Source records:
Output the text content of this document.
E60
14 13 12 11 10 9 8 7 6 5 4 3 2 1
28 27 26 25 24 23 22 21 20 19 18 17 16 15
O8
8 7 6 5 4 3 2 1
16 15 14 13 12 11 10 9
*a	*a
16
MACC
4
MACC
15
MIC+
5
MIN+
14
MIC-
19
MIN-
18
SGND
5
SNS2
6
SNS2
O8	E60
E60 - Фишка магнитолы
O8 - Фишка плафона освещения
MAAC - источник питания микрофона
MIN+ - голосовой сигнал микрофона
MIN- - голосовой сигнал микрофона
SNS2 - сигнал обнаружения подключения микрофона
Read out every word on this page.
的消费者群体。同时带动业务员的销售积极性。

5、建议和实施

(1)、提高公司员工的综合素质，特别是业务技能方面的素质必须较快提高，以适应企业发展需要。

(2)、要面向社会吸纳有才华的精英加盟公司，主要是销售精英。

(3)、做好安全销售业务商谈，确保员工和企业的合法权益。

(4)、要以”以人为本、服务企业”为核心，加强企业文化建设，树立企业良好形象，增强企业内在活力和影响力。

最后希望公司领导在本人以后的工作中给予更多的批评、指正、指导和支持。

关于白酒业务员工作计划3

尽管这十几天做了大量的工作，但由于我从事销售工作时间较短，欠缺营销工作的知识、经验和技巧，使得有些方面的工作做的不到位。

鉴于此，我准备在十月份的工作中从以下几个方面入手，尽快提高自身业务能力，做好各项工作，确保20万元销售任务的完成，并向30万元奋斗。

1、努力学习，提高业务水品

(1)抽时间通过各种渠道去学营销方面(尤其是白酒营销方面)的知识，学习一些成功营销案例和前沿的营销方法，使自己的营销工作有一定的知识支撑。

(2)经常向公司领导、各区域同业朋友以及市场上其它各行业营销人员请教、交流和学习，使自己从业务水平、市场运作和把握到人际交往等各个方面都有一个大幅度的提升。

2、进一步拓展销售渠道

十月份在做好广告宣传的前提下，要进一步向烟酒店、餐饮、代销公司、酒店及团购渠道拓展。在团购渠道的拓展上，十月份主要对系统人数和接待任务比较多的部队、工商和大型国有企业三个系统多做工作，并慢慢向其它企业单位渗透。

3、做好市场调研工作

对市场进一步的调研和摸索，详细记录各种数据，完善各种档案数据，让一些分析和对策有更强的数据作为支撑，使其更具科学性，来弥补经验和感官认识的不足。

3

--

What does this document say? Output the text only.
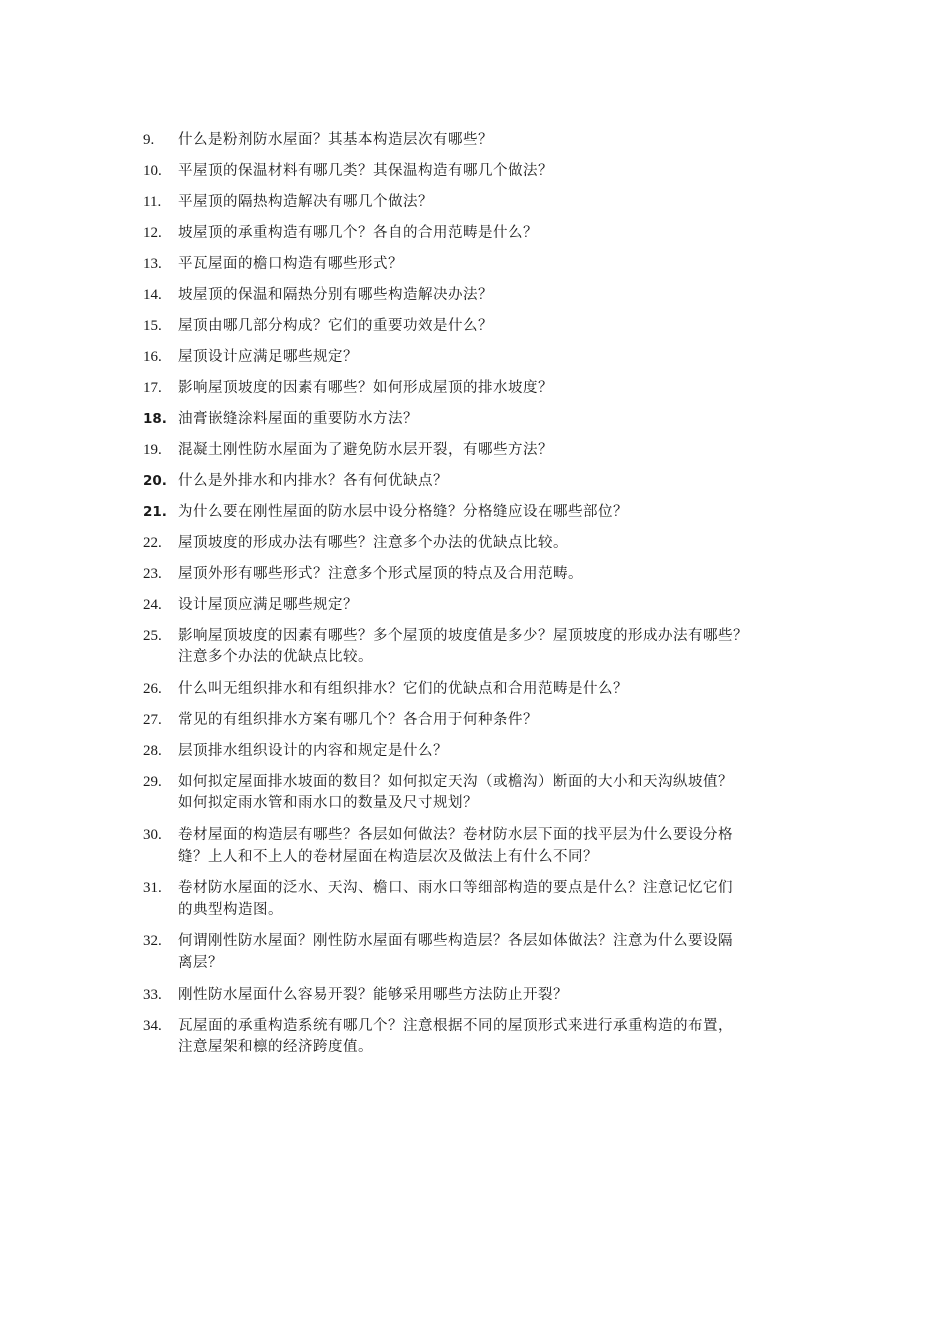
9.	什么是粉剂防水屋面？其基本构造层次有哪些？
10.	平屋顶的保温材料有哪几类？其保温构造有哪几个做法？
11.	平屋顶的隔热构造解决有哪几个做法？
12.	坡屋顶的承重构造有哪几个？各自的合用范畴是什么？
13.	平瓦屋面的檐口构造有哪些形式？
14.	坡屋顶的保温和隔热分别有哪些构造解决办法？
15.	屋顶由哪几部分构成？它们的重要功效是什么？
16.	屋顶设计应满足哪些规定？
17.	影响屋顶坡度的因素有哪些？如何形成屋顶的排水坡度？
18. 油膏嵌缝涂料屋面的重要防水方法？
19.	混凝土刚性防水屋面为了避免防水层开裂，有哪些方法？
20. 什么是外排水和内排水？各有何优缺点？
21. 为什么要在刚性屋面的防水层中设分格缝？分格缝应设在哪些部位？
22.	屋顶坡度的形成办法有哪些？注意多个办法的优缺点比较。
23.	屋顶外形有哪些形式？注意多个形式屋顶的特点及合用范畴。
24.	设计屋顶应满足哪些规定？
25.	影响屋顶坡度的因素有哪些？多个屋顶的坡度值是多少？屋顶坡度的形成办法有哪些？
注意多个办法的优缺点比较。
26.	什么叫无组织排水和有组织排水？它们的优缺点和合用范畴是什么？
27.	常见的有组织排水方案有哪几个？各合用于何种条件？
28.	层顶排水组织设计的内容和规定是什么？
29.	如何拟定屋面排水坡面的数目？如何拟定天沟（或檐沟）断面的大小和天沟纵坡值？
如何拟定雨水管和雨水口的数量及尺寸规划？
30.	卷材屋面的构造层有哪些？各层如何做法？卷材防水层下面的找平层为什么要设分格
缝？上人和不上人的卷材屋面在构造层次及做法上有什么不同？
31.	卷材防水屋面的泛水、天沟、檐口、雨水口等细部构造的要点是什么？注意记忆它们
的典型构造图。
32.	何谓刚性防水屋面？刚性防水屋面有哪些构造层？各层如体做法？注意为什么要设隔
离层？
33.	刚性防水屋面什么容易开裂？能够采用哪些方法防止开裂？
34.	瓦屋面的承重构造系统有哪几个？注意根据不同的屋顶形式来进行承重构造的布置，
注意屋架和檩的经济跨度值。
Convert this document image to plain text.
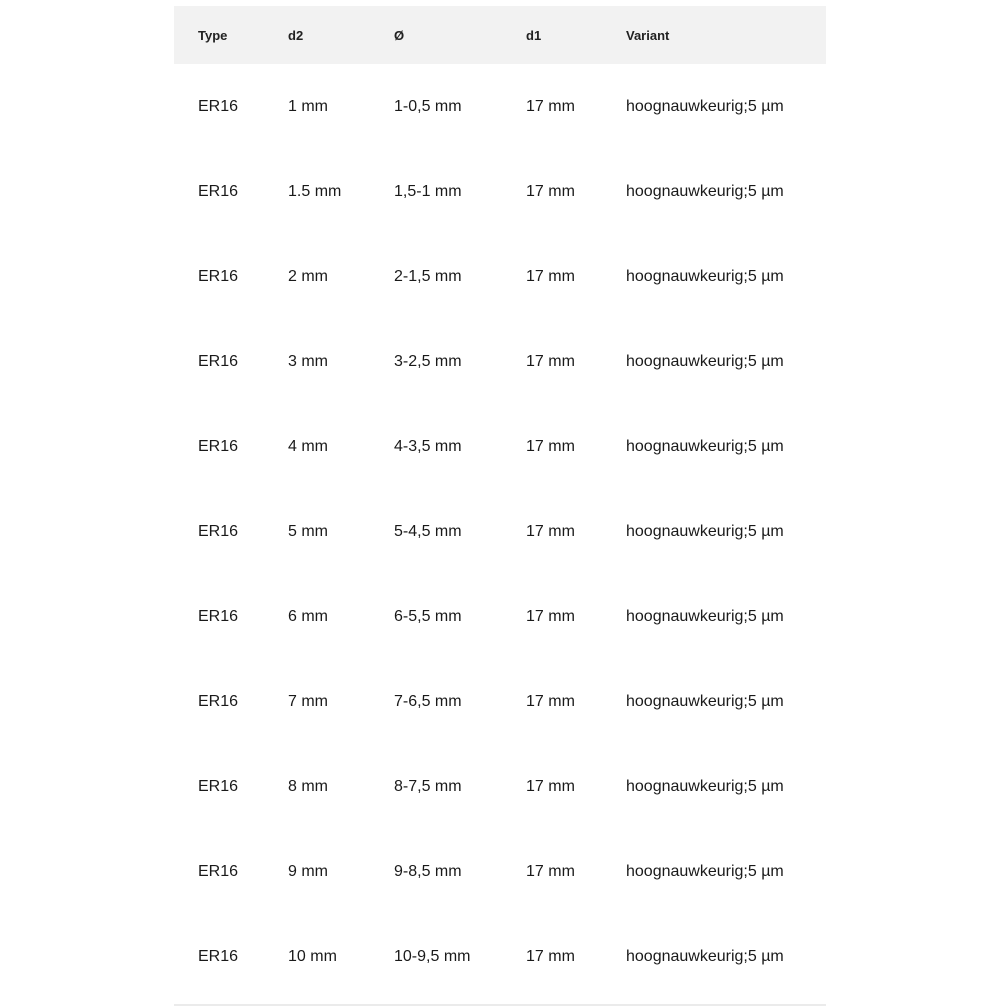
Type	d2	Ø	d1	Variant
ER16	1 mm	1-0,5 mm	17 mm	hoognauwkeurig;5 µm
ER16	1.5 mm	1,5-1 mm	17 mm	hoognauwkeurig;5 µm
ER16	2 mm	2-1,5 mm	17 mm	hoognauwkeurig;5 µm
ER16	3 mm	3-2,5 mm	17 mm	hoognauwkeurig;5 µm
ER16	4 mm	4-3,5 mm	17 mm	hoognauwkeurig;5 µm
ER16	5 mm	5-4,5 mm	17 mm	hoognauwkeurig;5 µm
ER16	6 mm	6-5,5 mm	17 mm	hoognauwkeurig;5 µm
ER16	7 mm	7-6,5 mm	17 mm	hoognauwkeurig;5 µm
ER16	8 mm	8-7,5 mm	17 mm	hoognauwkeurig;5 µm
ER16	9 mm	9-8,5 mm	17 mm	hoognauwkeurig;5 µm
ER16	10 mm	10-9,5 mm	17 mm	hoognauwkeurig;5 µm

Exercise requirements:
State how many lines of the records hold the string "голосовой", and nothing else.

Right answer:
2